● DIRECTIVE
Report all lines holding "JSON".

● DATA FOR THE TASK
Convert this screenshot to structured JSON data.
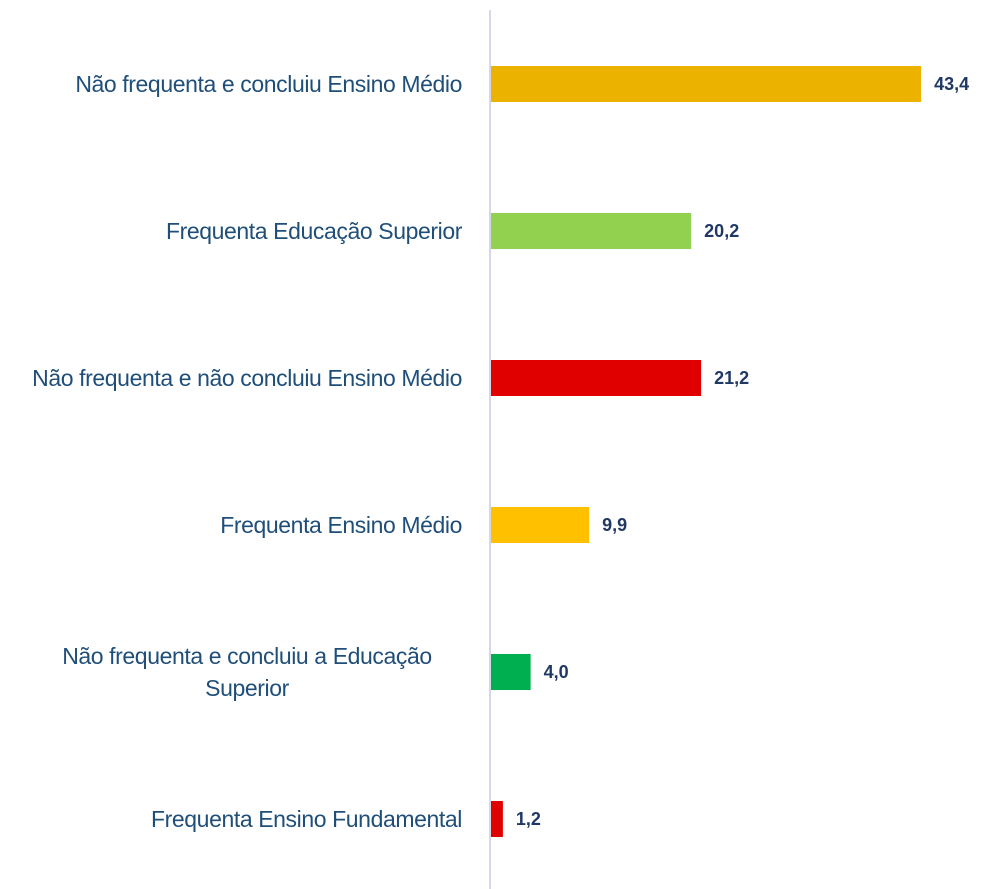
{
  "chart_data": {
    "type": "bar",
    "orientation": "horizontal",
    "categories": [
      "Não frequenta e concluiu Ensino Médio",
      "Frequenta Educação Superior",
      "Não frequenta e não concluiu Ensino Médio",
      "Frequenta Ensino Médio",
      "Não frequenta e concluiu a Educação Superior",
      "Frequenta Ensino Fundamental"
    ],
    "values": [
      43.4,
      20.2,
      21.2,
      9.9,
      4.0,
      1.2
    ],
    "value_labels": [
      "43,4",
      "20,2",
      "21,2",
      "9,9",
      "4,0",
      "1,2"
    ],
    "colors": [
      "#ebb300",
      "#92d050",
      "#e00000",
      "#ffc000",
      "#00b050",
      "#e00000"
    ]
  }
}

...

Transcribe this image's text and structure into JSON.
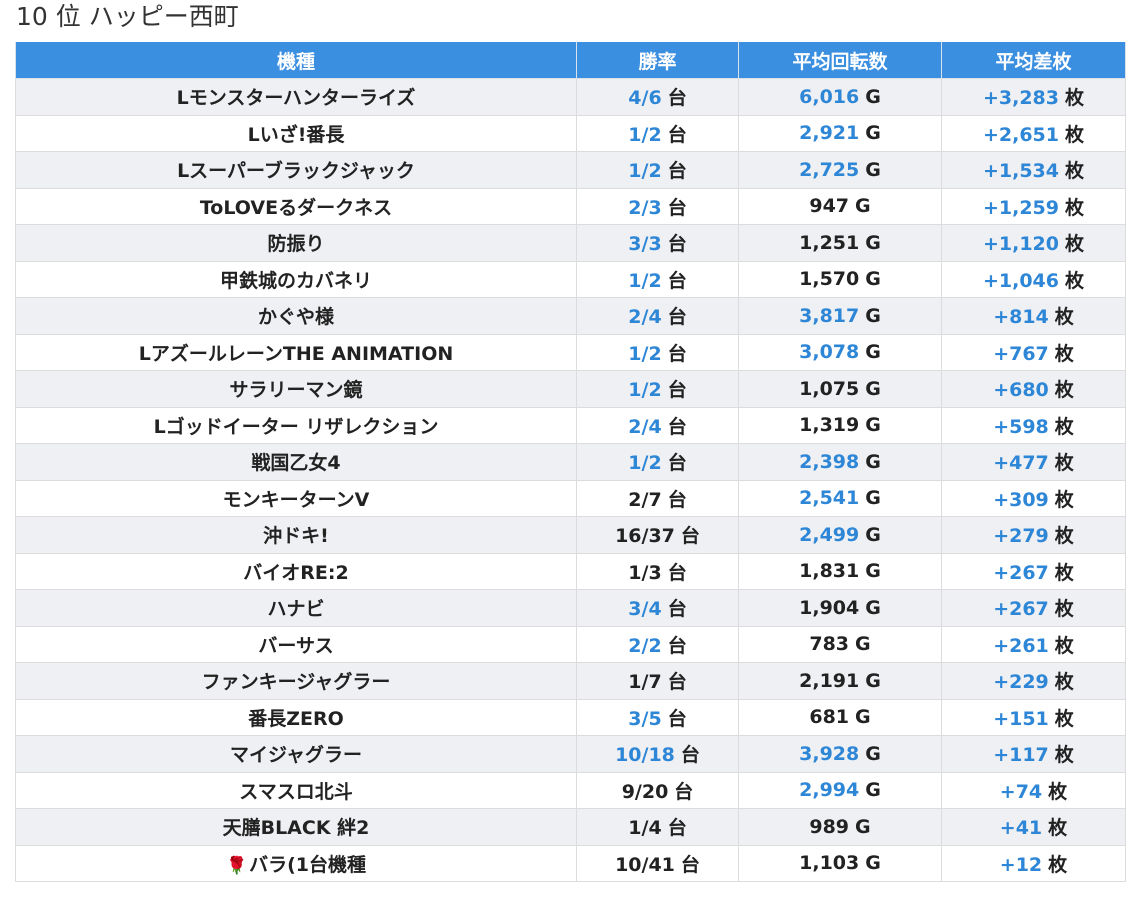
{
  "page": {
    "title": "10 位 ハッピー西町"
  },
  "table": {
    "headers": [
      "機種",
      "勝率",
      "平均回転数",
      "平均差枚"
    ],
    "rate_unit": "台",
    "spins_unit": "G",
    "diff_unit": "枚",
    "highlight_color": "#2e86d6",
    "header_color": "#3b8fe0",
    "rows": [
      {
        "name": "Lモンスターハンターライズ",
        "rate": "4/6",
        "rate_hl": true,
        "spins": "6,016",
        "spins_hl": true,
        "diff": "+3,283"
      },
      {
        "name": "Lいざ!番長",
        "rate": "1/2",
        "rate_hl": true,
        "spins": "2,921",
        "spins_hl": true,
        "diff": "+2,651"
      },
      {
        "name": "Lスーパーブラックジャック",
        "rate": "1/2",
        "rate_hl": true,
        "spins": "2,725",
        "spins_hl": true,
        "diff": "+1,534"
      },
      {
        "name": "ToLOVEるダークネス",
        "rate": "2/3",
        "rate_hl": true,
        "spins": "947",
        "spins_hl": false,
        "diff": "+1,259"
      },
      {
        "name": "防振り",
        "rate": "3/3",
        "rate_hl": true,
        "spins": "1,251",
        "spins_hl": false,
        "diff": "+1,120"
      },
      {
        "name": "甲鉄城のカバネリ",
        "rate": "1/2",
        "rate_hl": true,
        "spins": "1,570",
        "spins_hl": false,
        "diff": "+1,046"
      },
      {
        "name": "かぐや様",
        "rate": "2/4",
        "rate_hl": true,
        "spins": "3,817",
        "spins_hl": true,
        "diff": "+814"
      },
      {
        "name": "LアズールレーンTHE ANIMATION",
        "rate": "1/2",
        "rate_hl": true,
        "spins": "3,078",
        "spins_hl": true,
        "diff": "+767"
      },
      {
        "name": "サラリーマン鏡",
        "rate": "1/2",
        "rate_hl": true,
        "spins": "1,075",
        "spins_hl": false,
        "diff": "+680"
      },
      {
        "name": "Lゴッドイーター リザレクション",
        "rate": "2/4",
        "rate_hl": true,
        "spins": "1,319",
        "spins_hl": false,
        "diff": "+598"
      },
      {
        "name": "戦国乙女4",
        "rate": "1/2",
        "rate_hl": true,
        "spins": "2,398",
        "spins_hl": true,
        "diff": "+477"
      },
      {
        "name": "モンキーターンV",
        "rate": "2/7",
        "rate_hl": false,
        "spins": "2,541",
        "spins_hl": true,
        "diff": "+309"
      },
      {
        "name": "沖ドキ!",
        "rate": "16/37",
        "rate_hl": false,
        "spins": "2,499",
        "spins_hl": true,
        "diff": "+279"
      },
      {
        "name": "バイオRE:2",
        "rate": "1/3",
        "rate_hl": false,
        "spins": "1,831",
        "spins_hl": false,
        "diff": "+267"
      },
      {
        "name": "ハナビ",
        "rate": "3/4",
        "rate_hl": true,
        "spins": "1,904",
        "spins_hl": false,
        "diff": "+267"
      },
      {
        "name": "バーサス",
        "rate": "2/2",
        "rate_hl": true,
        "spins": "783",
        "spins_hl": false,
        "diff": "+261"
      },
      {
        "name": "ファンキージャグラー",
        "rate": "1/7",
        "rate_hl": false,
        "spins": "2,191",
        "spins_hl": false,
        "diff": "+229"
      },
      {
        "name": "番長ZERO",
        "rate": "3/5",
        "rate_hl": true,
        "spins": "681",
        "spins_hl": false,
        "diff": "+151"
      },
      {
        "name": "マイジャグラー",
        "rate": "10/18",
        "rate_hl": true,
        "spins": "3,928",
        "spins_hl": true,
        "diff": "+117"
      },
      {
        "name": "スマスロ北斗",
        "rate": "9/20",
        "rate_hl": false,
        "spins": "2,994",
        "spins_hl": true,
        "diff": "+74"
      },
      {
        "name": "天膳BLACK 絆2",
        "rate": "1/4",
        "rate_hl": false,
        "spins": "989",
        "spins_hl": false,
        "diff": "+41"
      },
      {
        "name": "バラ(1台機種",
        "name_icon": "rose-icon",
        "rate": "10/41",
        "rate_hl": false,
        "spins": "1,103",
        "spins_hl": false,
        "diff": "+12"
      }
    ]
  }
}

● ANSWER FOR THE TASK
Convert this screenshot to structured JSON data.
Transcribe this image's text and structure into JSON.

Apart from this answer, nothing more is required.